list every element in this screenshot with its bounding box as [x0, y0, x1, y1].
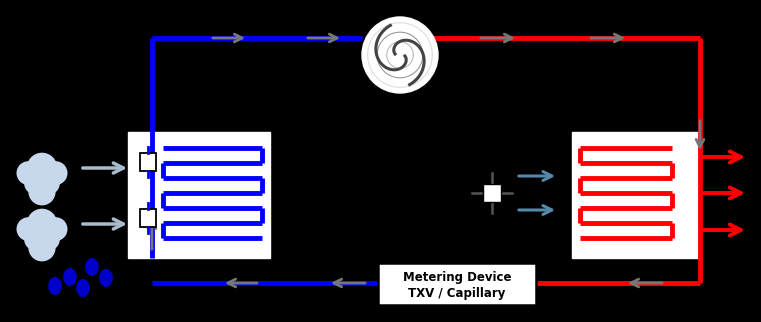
Bar — [140, 209, 156, 227]
Circle shape — [43, 217, 68, 241]
Circle shape — [17, 217, 40, 241]
Circle shape — [28, 178, 56, 205]
Bar — [572, 132, 700, 258]
Circle shape — [38, 172, 60, 194]
Bar — [483, 184, 501, 202]
Polygon shape — [100, 270, 112, 286]
Circle shape — [28, 234, 56, 261]
Circle shape — [362, 17, 438, 93]
Circle shape — [24, 172, 46, 194]
Circle shape — [27, 209, 57, 239]
Circle shape — [27, 153, 57, 183]
Bar — [140, 153, 156, 171]
Circle shape — [43, 161, 68, 185]
Circle shape — [38, 228, 60, 250]
Polygon shape — [64, 269, 76, 285]
Polygon shape — [86, 259, 98, 275]
Bar — [378, 263, 536, 305]
Polygon shape — [77, 280, 89, 296]
Text: Metering Device: Metering Device — [403, 270, 511, 283]
Circle shape — [17, 161, 40, 185]
Polygon shape — [49, 278, 61, 294]
Bar — [128, 132, 270, 258]
Circle shape — [24, 228, 46, 250]
Text: TXV / Capillary: TXV / Capillary — [409, 287, 506, 299]
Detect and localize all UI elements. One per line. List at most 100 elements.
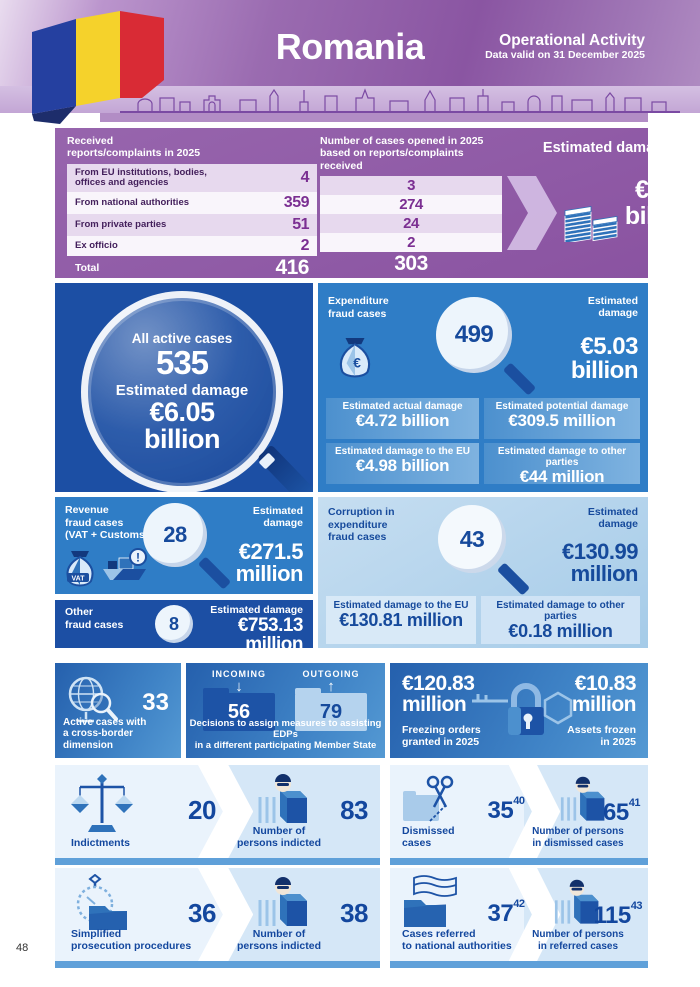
cases-opened-table: Number of cases opened in 2025 based on … <box>320 135 502 276</box>
estimated-damage-value: €3.91 billion <box>624 176 696 230</box>
table-total-row: 303 <box>394 252 428 276</box>
referred-cases-row: 3742 Cases referred to national authorit… <box>390 868 648 961</box>
damage-box: Estimated damage to other parties €0.18 … <box>481 596 640 644</box>
revenue-panel: Revenue fraud cases (VAT + Customs) VAT … <box>55 497 313 594</box>
damage-box: Estimated damage to other parties €44 mi… <box>484 443 640 485</box>
damage-box: Estimated actual damage €4.72 billion <box>326 398 479 439</box>
vat-bag-icon: VAT <box>66 551 94 587</box>
scissors-folder-icon <box>403 775 454 822</box>
all-active-damage-unit: billion <box>144 424 220 454</box>
all-active-damage-amount: €6.05 <box>149 397 215 427</box>
separator-strip <box>390 961 648 968</box>
other-damage-label: Estimated damage <box>210 604 303 616</box>
table-row: From private parties 51 <box>67 213 317 236</box>
reports-panel: Received reports/complaints in 2025 From… <box>55 128 696 279</box>
revenue-label: Revenue fraud cases (VAT + Customs) <box>65 504 149 542</box>
persons-dismissed-count: 6541 <box>603 797 640 826</box>
corruption-count: 43 <box>459 525 485 552</box>
all-active-cases-panel: All active cases 535 Estimated damage €6… <box>55 283 313 492</box>
corruption-damage-label: Estimated damage <box>587 506 638 531</box>
person-indicted-icon <box>554 879 599 924</box>
revenue-damage-value: €271.5 million <box>235 539 304 586</box>
globe-magnifier-icon <box>68 676 118 723</box>
expenditure-damage-label: Estimated damage <box>587 295 638 320</box>
page-title: Romania <box>275 26 425 67</box>
referred-label: Cases referred to national authorities <box>402 927 512 952</box>
table-row: 2 <box>320 233 502 253</box>
separator-strip <box>390 858 648 865</box>
stopwatch-folder-icon <box>76 874 127 930</box>
expenditure-damage-value: €5.03 billion <box>570 333 639 384</box>
persons-indicted-label: Number of persons indicted <box>236 927 321 952</box>
person-indicted-icon <box>258 774 307 823</box>
person-indicted-icon <box>258 877 307 926</box>
cross-border-box: 33 Active cases with a cross-border dime… <box>55 663 181 758</box>
indictments-row: 20 Indictments Number of persons indicte… <box>55 765 380 858</box>
persons-indicted-count: 83 <box>340 795 368 825</box>
operational-activity-label: Operational Activity <box>499 32 645 49</box>
data-valid-note: Data valid on 31 December 2025 <box>485 49 645 62</box>
all-active-label: All active cases <box>131 331 233 346</box>
edp-decisions-box: INCOMING ↓ OUTGOING ↑ 56 79 Decisions to… <box>186 663 385 758</box>
dismissed-cases-row: 3540 Dismissed cases Number of persons i… <box>390 765 648 858</box>
table-row: 24 <box>320 214 502 234</box>
money-stacks-icon <box>564 206 618 242</box>
header-accent-strip <box>100 113 648 122</box>
simplified-procedures-row: 36 Simplified prosecution procedures Num… <box>55 868 380 961</box>
incoming-folder-icon: 56 <box>203 688 275 731</box>
dismissed-label: Dismissed cases <box>402 824 455 849</box>
all-active-count: 535 <box>155 344 209 381</box>
svg-text:!: ! <box>136 551 140 565</box>
magnifier-icon: 8 <box>155 605 193 643</box>
revenue-count: 28 <box>163 522 187 547</box>
scales-icon <box>71 774 133 832</box>
edp-caption: Decisions to assign measures to assistin… <box>189 718 382 752</box>
freezing-label: Freezing orders granted in 2025 <box>402 723 481 748</box>
other-fraud-panel: Other fraud cases 8 Estimated damage €75… <box>55 600 313 654</box>
table-total-row: Total 416 <box>75 255 309 279</box>
expenditure-label: Expenditure fraud cases <box>328 295 389 320</box>
dismissed-count: 3540 <box>487 795 525 824</box>
table-row: From national authorities 359 <box>67 191 317 214</box>
outgoing-folder-icon: 79 <box>295 688 367 731</box>
corruption-damage-value: €130.99 million <box>561 539 639 586</box>
page-number: 48 <box>16 942 29 954</box>
expenditure-panel: Expenditure fraud cases € 499 Estimated … <box>318 283 648 492</box>
table-row: Ex officio 2 <box>67 235 317 256</box>
persons-indicted-label: Number of persons indicted <box>236 824 321 849</box>
corruption-panel: Corruption in expenditure fraud cases 43… <box>318 497 648 648</box>
svg-text:VAT: VAT <box>72 576 86 583</box>
freezing-value: €120.83 million <box>402 672 475 717</box>
table-row: From EU institutions, bodies, offices an… <box>67 163 317 192</box>
outgoing-count: 79 <box>319 700 343 723</box>
simplified-count: 36 <box>188 898 216 928</box>
cases-opened-title: Number of cases opened in 2025 based on … <box>320 135 484 172</box>
flag-folder-icon <box>404 875 457 927</box>
revenue-damage-label: Estimated damage <box>252 505 303 530</box>
magnifier-icon: 43 <box>438 505 531 596</box>
all-active-damage-label: Estimated damage <box>115 382 249 399</box>
incoming-count: 56 <box>227 700 251 723</box>
separator-strip <box>55 961 380 968</box>
damage-box: Estimated potential damage €309.5 millio… <box>484 398 640 439</box>
estimated-damage-label: Estimated damage <box>542 140 672 156</box>
header-right-block: Operational Activity Data valid on 31 De… <box>485 32 645 61</box>
corruption-label: Corruption in expenditure fraud cases <box>328 506 395 544</box>
romania-flag <box>32 11 164 124</box>
damage-box: Estimated damage to the EU €130.81 milli… <box>326 596 476 644</box>
magnifier-icon: 499 <box>436 297 537 396</box>
received-reports-title: Received reports/complaints in 2025 <box>67 135 201 160</box>
persons-referred-label: Number of persons in referred cases <box>532 929 624 952</box>
assets-frozen-value: €10.83 million <box>571 672 637 717</box>
magnifier-icon: All active cases 535 Estimated damage €6… <box>81 291 283 492</box>
cross-border-count: 33 <box>142 689 169 716</box>
indictments-count: 20 <box>188 795 216 825</box>
other-fraud-label: Other fraud cases <box>65 606 124 631</box>
arrow-up-icon: ↑ <box>327 678 335 695</box>
arrow-right-icon <box>507 176 557 250</box>
damage-box: Estimated damage to the EU €4.98 billion <box>326 443 479 484</box>
other-fraud-count: 8 <box>168 613 179 634</box>
freezing-orders-box: €120.83 million Freezing orders granted … <box>390 663 648 758</box>
other-damage-value: €753.13 million <box>237 615 304 655</box>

YOUR TASK -
Reproduce all of the rows above verbatim, leaving out the pictures.

COMPLETE ANSWER -
list every element in this screenshot with its bounding box as [x0, y0, x1, y1].
Bar — [140, 209, 156, 227]
Circle shape — [43, 217, 68, 241]
Circle shape — [17, 217, 40, 241]
Circle shape — [28, 178, 56, 205]
Bar — [572, 132, 700, 258]
Circle shape — [38, 172, 60, 194]
Bar — [483, 184, 501, 202]
Polygon shape — [100, 270, 112, 286]
Circle shape — [28, 234, 56, 261]
Circle shape — [362, 17, 438, 93]
Circle shape — [24, 172, 46, 194]
Circle shape — [27, 209, 57, 239]
Circle shape — [27, 153, 57, 183]
Bar — [140, 153, 156, 171]
Circle shape — [43, 161, 68, 185]
Circle shape — [38, 228, 60, 250]
Polygon shape — [64, 269, 76, 285]
Polygon shape — [86, 259, 98, 275]
Bar — [378, 263, 536, 305]
Polygon shape — [77, 280, 89, 296]
Text: Metering Device: Metering Device — [403, 270, 511, 283]
Circle shape — [17, 161, 40, 185]
Polygon shape — [49, 278, 61, 294]
Bar — [128, 132, 270, 258]
Circle shape — [24, 228, 46, 250]
Text: TXV / Capillary: TXV / Capillary — [409, 287, 506, 299]
Detect and localize all UI elements. One per line. List at most 100 elements.
cases-opened-table: Number of cases opened in 2025 based on … <box>320 135 502 276</box>
estimated-damage-value: €3.91 billion <box>624 176 696 230</box>
table-total-row: 303 <box>394 252 428 276</box>
referred-cases-row: 3742 Cases referred to national authorit… <box>390 868 648 961</box>
damage-box: Estimated damage to other parties €0.18 … <box>481 596 640 644</box>
revenue-panel: Revenue fraud cases (VAT + Customs) VAT … <box>55 497 313 594</box>
damage-box: Estimated damage to other parties €44 mi… <box>484 443 640 485</box>
damage-box: Estimated actual damage €4.72 billion <box>326 398 479 439</box>
vat-bag-icon: VAT <box>66 551 94 587</box>
scissors-folder-icon <box>403 775 454 822</box>
all-active-damage-unit: billion <box>144 424 220 454</box>
all-active-damage-amount: €6.05 <box>149 397 215 427</box>
separator-strip <box>390 961 648 968</box>
other-damage-label: Estimated damage <box>210 604 303 616</box>
table-row: From private parties 51 <box>67 213 317 236</box>
reports-panel: Received reports/complaints in 2025 From… <box>55 128 696 279</box>
revenue-label: Revenue fraud cases (VAT + Customs) <box>65 504 149 542</box>
persons-dismissed-count: 6541 <box>603 797 640 826</box>
corruption-count: 43 <box>459 525 485 552</box>
all-active-cases-panel: All active cases 535 Estimated damage €6… <box>55 283 313 492</box>
corruption-damage-label: Estimated damage <box>587 506 638 531</box>
person-indicted-icon <box>554 879 599 924</box>
revenue-damage-value: €271.5 million <box>235 539 304 586</box>
globe-magnifier-icon <box>68 676 118 723</box>
expenditure-damage-label: Estimated damage <box>587 295 638 320</box>
page-title: Romania <box>275 26 425 67</box>
referred-label: Cases referred to national authorities <box>402 927 512 952</box>
table-row: 2 <box>320 233 502 253</box>
separator-strip <box>390 858 648 865</box>
stopwatch-folder-icon <box>76 874 127 930</box>
expenditure-damage-value: €5.03 billion <box>570 333 639 384</box>
persons-indicted-label: Number of persons indicted <box>236 927 321 952</box>
person-indicted-icon <box>258 774 307 823</box>
person-indicted-icon <box>258 877 307 926</box>
cross-border-box: 33 Active cases with a cross-border dime… <box>55 663 181 758</box>
indictments-row: 20 Indictments Number of persons indicte… <box>55 765 380 858</box>
persons-indicted-count: 83 <box>340 795 368 825</box>
operational-activity-label: Operational Activity <box>499 32 645 49</box>
data-valid-note: Data valid on 31 December 2025 <box>485 49 645 62</box>
all-active-label: All active cases <box>131 331 233 346</box>
edp-decisions-box: INCOMING ↓ OUTGOING ↑ 56 79 Decisions to… <box>186 663 385 758</box>
dismissed-cases-row: 3540 Dismissed cases Number of persons i… <box>390 765 648 858</box>
table-row: 24 <box>320 214 502 234</box>
money-stacks-icon <box>564 206 618 242</box>
header-accent-strip <box>100 113 648 122</box>
simplified-procedures-row: 36 Simplified prosecution procedures Num… <box>55 868 380 961</box>
incoming-folder-icon: 56 <box>203 688 275 731</box>
dismissed-label: Dismissed cases <box>402 824 455 849</box>
all-active-count: 535 <box>155 344 209 381</box>
svg-text:!: ! <box>136 551 140 565</box>
magnifier-icon: 8 <box>155 605 193 643</box>
revenue-count: 28 <box>163 522 187 547</box>
scales-icon <box>71 774 133 832</box>
edp-caption: Decisions to assign measures to assistin… <box>189 718 382 752</box>
freezing-label: Freezing orders granted in 2025 <box>402 723 481 748</box>
other-fraud-panel: Other fraud cases 8 Estimated damage €75… <box>55 600 313 654</box>
table-total-row: Total 416 <box>75 255 309 279</box>
expenditure-label: Expenditure fraud cases <box>328 295 389 320</box>
dismissed-count: 3540 <box>487 795 525 824</box>
table-row: From national authorities 359 <box>67 191 317 214</box>
outgoing-folder-icon: 79 <box>295 688 367 731</box>
corruption-damage-value: €130.99 million <box>561 539 639 586</box>
page-number: 48 <box>16 942 29 954</box>
expenditure-panel: Expenditure fraud cases € 499 Estimated … <box>318 283 648 492</box>
table-row: Ex officio 2 <box>67 235 317 256</box>
persons-indicted-label: Number of persons indicted <box>236 824 321 849</box>
corruption-panel: Corruption in expenditure fraud cases 43… <box>318 497 648 648</box>
svg-text:VAT: VAT <box>72 576 86 583</box>
freezing-value: €120.83 million <box>402 672 475 717</box>
table-row: From EU institutions, bodies, offices an… <box>67 163 317 192</box>
outgoing-count: 79 <box>319 700 343 723</box>
simplified-count: 36 <box>188 898 216 928</box>
cases-opened-title: Number of cases opened in 2025 based on … <box>320 135 484 172</box>
flag-folder-icon <box>404 875 457 927</box>
revenue-damage-label: Estimated damage <box>252 505 303 530</box>
magnifier-icon: 43 <box>438 505 531 596</box>
all-active-damage-label: Estimated damage <box>115 382 249 399</box>
incoming-count: 56 <box>227 700 251 723</box>
separator-strip <box>55 961 380 968</box>
damage-box: Estimated potential damage €309.5 millio… <box>484 398 640 439</box>
estimated-damage-label: Estimated damage <box>542 140 672 156</box>
header-right-block: Operational Activity Data valid on 31 De… <box>485 32 645 61</box>
corruption-label: Corruption in expenditure fraud cases <box>328 506 395 544</box>
romania-flag <box>32 11 164 124</box>
damage-box: Estimated damage to the EU €130.81 milli… <box>326 596 476 644</box>
magnifier-icon: 499 <box>436 297 537 396</box>
received-reports-title: Received reports/complaints in 2025 <box>67 135 201 160</box>
persons-referred-label: Number of persons in referred cases <box>532 929 624 952</box>
assets-frozen-value: €10.83 million <box>571 672 637 717</box>
magnifier-icon: All active cases 535 Estimated damage €6… <box>81 291 283 492</box>
cross-border-count: 33 <box>142 689 169 716</box>
indictments-count: 20 <box>188 795 216 825</box>
other-fraud-label: Other fraud cases <box>65 606 124 631</box>
arrow-up-icon: ↑ <box>327 678 335 695</box>
arrow-right-icon <box>507 176 557 250</box>
damage-box: Estimated damage to the EU €4.98 billion <box>326 443 479 484</box>
other-fraud-count: 8 <box>168 613 179 634</box>
freezing-orders-box: €120.83 million Freezing orders granted … <box>390 663 648 758</box>
other-damage-value: €753.13 million <box>237 615 304 655</box>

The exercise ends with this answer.